:: GIVEN RECORDS ::
┄┄┄┄┄┄

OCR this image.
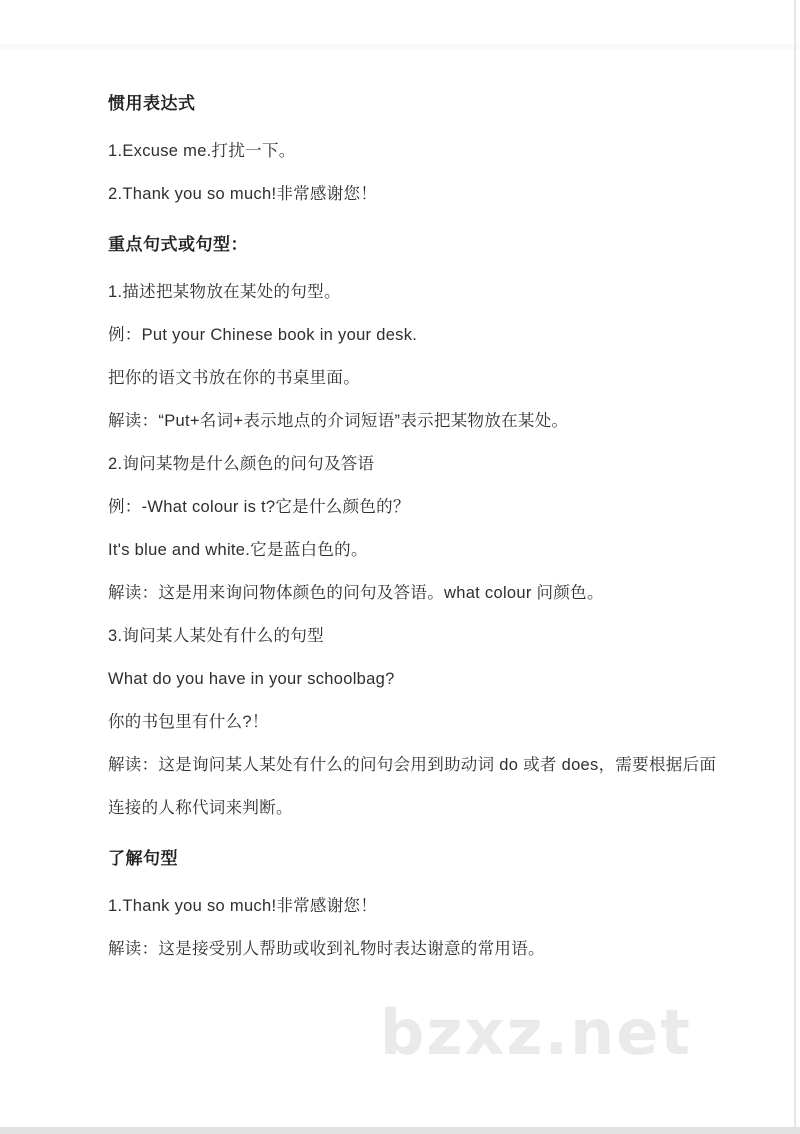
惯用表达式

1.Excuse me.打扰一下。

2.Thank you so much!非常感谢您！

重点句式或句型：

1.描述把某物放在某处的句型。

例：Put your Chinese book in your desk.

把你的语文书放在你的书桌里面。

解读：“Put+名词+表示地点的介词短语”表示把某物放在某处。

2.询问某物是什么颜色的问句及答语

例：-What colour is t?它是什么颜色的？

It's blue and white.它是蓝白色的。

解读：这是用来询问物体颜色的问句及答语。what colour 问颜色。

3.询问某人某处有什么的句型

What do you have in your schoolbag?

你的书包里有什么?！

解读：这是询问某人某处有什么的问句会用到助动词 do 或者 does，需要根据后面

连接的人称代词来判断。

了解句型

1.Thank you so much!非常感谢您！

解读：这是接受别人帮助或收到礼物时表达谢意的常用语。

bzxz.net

┄┄┄┄┄┄

Of the lines in this listing, how many contain "非常感谢您"? Reply with the number and nothing more.

2